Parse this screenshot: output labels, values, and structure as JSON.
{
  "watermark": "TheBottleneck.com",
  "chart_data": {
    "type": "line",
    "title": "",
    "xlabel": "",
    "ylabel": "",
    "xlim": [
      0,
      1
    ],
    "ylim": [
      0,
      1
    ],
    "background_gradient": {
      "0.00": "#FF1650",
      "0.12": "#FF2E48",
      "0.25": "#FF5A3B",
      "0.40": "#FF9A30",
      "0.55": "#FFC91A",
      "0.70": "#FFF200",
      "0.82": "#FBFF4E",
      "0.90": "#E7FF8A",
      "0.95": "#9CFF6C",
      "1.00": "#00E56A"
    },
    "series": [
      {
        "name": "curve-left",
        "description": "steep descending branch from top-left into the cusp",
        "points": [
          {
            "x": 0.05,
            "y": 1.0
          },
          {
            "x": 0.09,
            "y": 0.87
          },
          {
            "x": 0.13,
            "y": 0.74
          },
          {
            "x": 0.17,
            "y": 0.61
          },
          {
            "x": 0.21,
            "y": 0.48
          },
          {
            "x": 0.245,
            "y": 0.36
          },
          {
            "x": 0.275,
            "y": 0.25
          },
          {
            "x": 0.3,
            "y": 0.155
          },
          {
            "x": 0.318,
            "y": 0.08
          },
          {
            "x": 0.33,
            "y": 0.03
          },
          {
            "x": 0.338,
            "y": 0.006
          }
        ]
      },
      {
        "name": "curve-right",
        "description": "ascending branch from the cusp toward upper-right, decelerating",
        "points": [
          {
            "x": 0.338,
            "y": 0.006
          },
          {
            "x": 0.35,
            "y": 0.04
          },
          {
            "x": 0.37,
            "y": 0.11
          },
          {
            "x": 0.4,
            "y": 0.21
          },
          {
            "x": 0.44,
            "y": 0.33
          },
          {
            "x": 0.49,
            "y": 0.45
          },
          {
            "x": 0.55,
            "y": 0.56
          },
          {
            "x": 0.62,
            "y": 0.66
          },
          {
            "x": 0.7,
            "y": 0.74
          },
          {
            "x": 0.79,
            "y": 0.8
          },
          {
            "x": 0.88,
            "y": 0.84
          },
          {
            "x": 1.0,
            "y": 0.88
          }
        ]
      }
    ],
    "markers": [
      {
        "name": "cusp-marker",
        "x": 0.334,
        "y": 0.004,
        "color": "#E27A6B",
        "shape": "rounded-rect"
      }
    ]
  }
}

---

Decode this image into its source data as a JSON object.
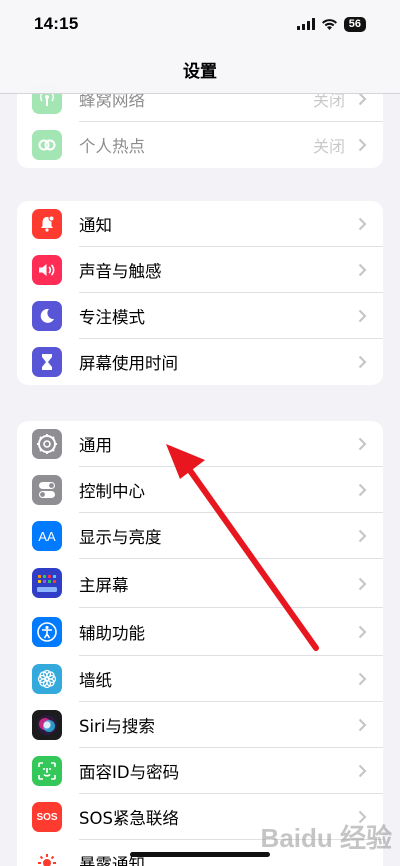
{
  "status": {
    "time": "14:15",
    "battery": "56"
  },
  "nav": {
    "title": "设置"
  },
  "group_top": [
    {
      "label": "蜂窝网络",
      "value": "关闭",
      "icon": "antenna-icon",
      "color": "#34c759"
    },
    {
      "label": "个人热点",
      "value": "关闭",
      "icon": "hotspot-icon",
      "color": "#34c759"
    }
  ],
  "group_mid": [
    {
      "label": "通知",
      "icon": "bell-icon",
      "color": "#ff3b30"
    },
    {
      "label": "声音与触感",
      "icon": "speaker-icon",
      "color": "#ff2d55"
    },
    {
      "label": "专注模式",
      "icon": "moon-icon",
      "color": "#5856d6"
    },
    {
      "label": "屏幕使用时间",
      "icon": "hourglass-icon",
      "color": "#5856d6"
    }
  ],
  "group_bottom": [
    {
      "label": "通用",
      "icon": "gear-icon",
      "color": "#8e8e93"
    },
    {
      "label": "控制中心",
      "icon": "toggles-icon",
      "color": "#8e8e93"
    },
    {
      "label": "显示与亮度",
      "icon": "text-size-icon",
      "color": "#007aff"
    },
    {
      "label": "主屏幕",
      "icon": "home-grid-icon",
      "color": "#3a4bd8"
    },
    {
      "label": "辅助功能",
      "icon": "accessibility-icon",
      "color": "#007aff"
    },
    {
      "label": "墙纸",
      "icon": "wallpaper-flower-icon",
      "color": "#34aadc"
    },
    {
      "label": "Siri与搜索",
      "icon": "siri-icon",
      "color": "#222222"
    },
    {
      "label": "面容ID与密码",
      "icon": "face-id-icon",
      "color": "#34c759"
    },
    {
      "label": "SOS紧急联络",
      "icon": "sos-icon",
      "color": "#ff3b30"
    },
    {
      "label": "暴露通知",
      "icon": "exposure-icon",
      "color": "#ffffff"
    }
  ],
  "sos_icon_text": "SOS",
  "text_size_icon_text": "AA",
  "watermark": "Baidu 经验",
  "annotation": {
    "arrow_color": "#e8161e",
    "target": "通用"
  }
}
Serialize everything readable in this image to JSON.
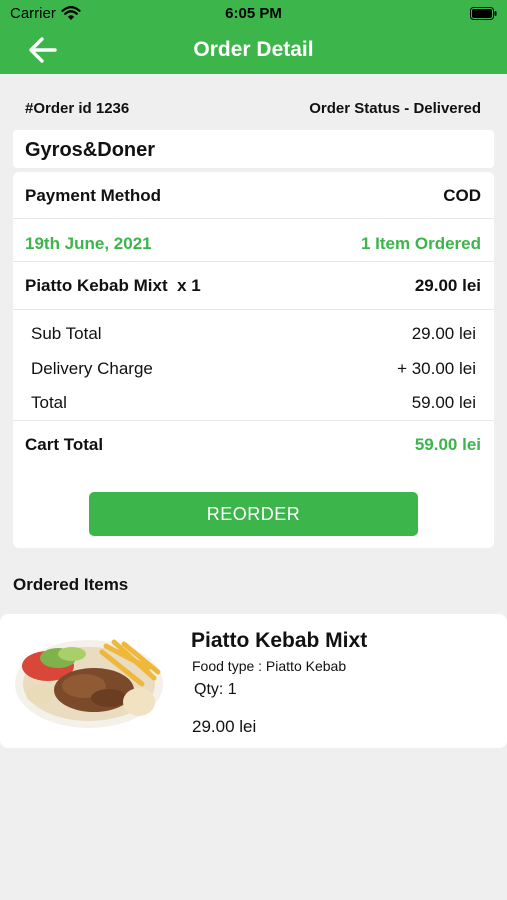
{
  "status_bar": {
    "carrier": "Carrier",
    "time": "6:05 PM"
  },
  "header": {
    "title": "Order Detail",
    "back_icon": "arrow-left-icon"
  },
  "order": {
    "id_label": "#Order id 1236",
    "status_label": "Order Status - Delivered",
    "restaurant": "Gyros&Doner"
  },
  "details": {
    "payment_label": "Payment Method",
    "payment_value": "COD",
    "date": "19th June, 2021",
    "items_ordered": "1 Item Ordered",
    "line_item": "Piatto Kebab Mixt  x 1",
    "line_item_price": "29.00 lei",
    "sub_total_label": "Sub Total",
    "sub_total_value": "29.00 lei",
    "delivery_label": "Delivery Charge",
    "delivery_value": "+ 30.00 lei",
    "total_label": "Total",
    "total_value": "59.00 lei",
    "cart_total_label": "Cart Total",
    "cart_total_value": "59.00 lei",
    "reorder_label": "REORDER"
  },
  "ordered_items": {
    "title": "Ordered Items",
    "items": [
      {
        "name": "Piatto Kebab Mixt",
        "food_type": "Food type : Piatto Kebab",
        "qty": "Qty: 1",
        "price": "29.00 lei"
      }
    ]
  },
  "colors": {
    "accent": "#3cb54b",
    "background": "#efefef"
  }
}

[PROBLEM STATEMENT]: Return each line where "Piatto" shows up.

[EXERCISE RESPONSE]:
    "line_item": "Piatto Kebab Mixt  x 1",
        "name": "Piatto Kebab Mixt",
        "food_type": "Food type : Piatto Kebab",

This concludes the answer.